[Extracted data entries]
# # #

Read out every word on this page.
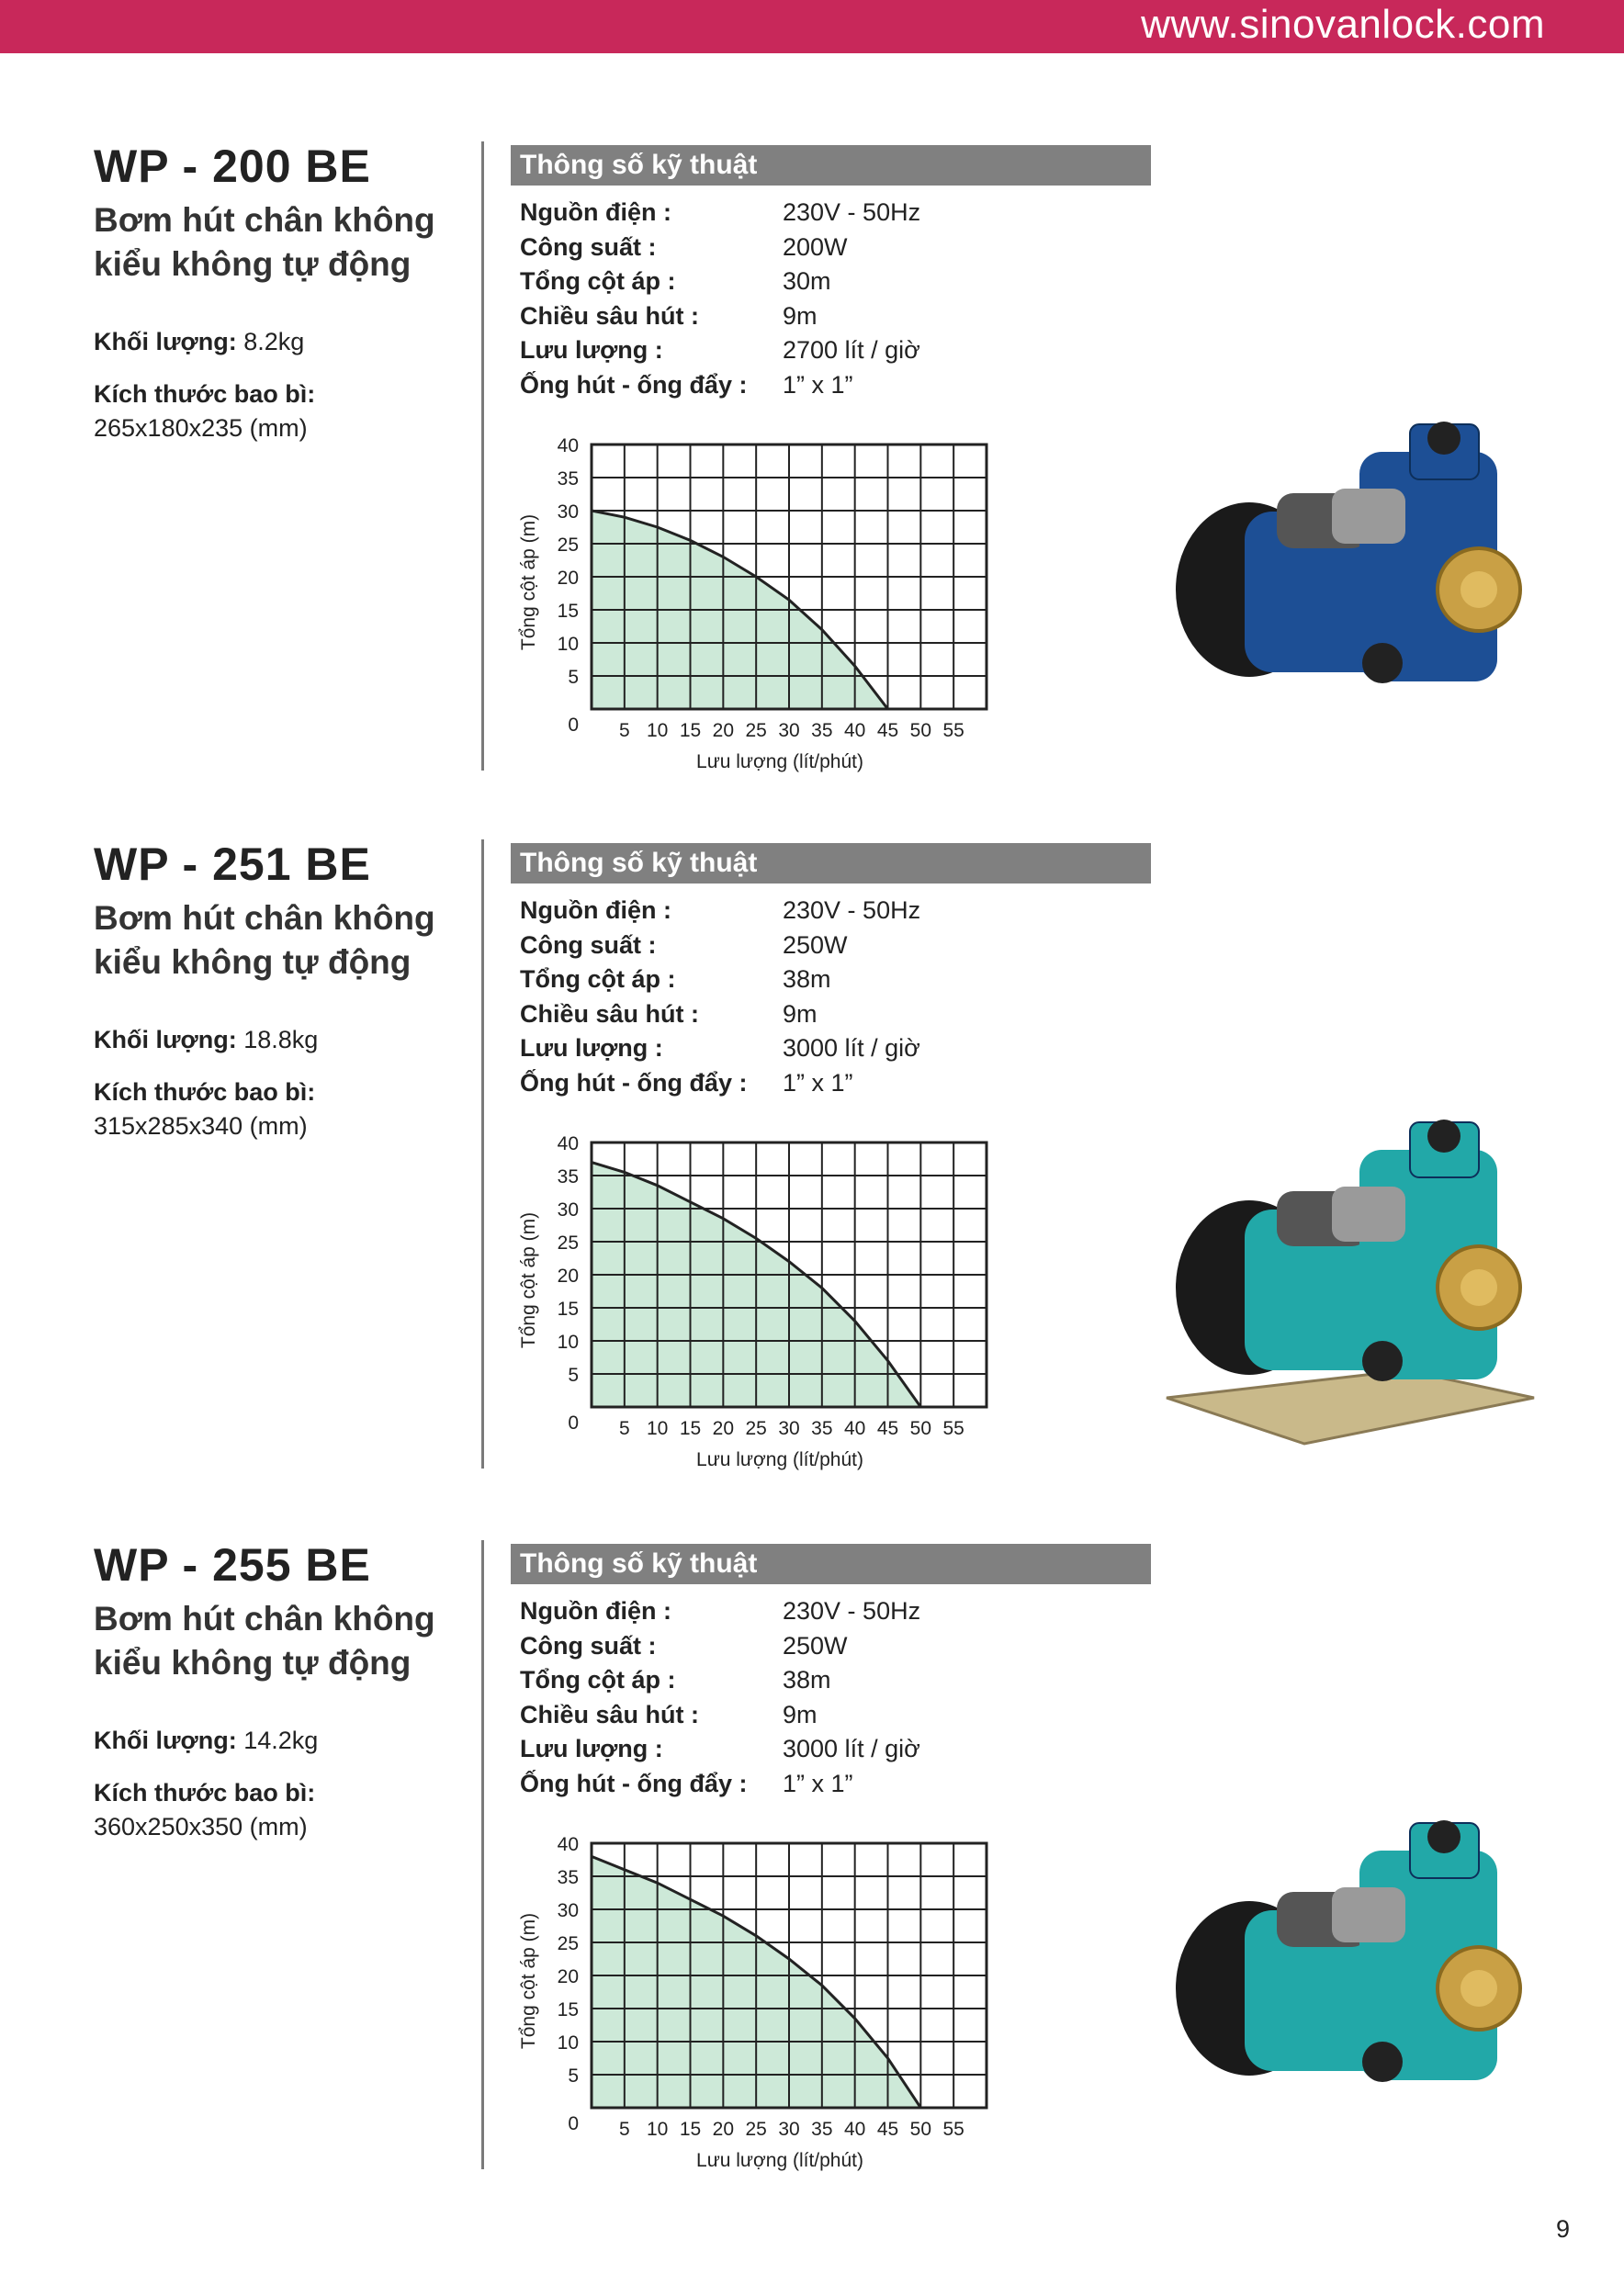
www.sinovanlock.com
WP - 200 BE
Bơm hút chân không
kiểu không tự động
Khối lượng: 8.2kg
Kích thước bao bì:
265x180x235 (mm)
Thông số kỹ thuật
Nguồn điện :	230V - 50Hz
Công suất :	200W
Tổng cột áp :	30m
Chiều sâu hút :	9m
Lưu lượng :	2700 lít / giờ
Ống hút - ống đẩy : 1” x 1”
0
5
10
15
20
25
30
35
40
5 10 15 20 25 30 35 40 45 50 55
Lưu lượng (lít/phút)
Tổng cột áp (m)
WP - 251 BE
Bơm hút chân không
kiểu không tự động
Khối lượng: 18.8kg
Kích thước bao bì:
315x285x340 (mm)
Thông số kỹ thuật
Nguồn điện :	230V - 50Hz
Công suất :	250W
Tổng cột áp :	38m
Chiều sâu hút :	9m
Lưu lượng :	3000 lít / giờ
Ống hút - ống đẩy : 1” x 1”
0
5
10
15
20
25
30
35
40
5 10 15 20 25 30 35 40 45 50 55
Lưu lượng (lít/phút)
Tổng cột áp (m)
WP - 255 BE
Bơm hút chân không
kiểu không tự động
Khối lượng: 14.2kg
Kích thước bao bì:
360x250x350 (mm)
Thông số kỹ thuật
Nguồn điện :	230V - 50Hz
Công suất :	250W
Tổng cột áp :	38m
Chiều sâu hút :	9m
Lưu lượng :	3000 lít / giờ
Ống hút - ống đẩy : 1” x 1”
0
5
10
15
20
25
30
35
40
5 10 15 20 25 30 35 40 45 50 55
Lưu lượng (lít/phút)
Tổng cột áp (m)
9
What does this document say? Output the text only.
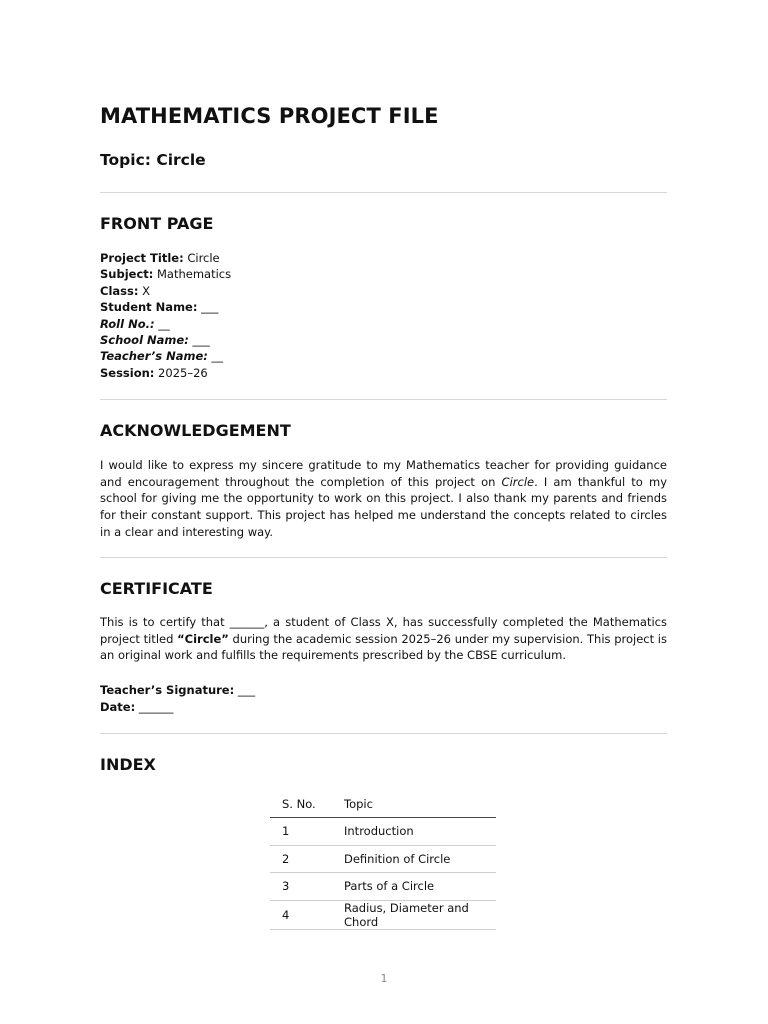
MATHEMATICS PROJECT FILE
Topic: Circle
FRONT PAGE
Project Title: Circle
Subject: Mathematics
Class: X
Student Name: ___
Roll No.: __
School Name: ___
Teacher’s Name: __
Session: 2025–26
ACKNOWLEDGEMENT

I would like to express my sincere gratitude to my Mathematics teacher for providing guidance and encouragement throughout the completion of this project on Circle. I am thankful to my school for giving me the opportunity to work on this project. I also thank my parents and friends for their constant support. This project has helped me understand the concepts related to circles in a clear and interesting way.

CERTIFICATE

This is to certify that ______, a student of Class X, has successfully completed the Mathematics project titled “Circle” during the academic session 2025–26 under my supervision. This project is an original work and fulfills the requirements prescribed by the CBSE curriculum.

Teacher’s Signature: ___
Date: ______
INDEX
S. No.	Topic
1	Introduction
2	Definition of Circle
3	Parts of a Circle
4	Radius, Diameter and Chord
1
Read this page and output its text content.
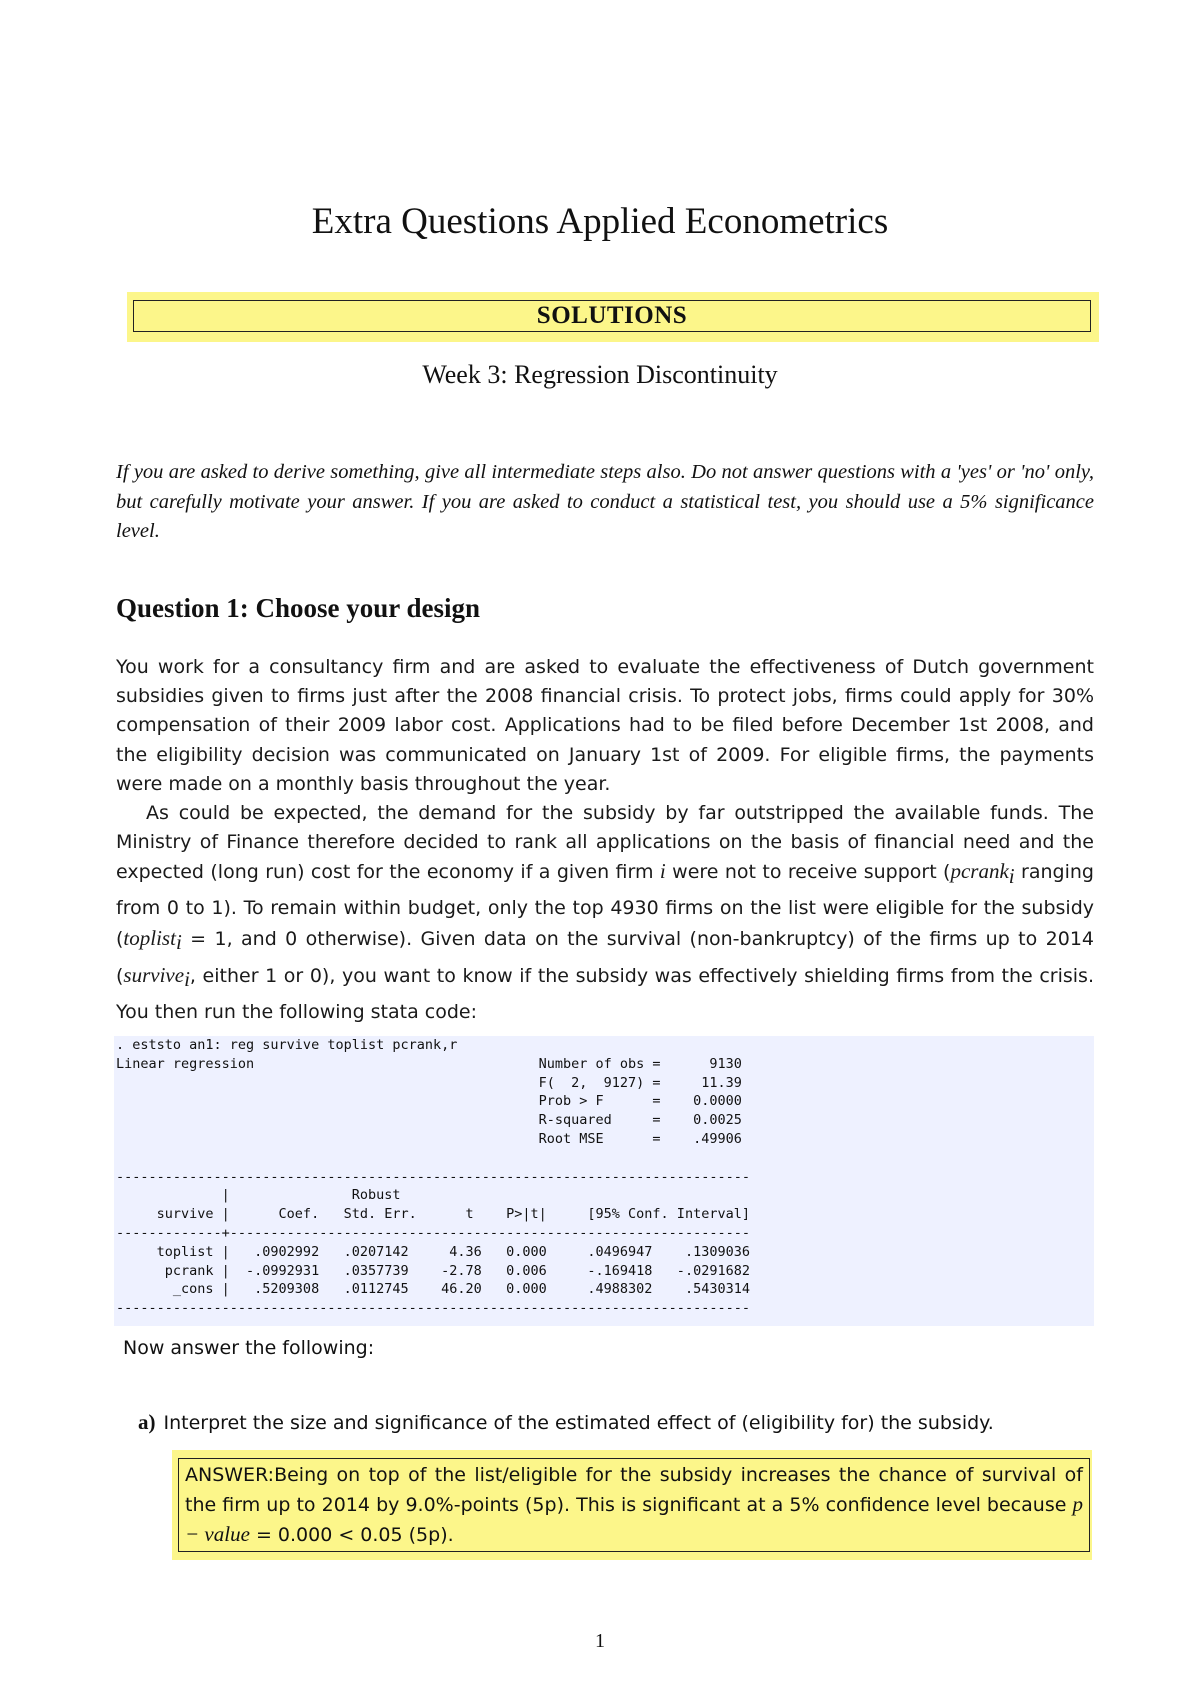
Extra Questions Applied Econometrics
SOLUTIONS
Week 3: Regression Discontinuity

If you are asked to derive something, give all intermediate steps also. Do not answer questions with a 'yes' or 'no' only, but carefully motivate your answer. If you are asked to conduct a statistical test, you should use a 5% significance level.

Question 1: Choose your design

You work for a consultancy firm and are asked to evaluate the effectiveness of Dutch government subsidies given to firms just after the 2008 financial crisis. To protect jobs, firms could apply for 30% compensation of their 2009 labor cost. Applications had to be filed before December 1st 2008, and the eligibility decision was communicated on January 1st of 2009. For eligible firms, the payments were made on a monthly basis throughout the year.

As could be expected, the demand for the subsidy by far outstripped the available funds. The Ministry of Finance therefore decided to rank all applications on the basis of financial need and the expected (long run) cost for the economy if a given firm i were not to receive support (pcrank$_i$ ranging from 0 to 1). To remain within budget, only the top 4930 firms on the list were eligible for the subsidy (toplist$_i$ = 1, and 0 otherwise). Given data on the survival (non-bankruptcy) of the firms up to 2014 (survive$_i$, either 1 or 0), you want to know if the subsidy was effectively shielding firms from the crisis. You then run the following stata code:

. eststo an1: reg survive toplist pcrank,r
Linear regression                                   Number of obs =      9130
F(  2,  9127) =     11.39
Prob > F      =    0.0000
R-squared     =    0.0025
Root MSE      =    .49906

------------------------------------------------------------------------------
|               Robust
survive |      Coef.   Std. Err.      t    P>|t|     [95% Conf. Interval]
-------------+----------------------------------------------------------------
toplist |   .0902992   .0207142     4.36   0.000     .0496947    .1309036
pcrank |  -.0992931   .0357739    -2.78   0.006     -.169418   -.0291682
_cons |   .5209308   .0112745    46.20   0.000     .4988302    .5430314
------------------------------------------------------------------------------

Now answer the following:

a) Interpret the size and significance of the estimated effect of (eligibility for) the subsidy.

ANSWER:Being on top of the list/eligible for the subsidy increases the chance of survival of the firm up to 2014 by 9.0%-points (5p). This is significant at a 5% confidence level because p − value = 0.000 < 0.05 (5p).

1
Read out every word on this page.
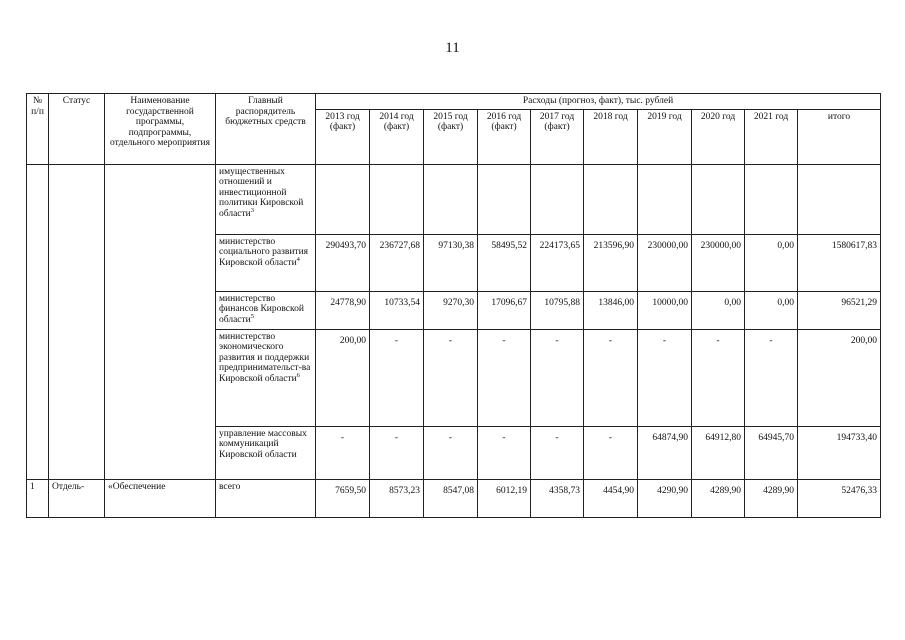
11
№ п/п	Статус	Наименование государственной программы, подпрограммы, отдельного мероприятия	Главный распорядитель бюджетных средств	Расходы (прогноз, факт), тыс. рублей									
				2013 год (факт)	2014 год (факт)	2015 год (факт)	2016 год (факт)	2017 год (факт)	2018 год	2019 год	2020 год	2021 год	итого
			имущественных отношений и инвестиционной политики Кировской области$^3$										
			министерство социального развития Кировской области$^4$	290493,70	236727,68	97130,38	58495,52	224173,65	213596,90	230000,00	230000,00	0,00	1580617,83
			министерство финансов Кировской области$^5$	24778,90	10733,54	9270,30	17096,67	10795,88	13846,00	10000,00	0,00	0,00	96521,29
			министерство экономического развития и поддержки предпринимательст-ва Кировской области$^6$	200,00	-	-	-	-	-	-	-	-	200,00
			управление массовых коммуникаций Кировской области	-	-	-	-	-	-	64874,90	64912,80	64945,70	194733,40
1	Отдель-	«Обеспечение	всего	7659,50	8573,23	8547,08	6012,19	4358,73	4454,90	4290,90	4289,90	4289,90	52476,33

# # #

• [Exercise]:
List the lines of the material in which the word "Circle" occurs.

• [Written response]:
Topic: Circle
Project Title: Circle
I would like to express my sincere gratitude to my Mathematics teacher for providing guidance and encouragement throughout the completion of this project on Circle. I am thankful to my school for giving me the opportunity to work on this project. I also thank my parents and friends for their constant support. This project has helped me understand the concepts related to circles in a clear and interesting way.
This is to certify that ______, a student of Class X, has successfully completed the Mathematics project titled “Circle” during the academic session 2025–26 under my supervision. This project is an original work and fulfills the requirements prescribed by the CBSE curriculum.
2	Definition of Circle
3	Parts of a Circle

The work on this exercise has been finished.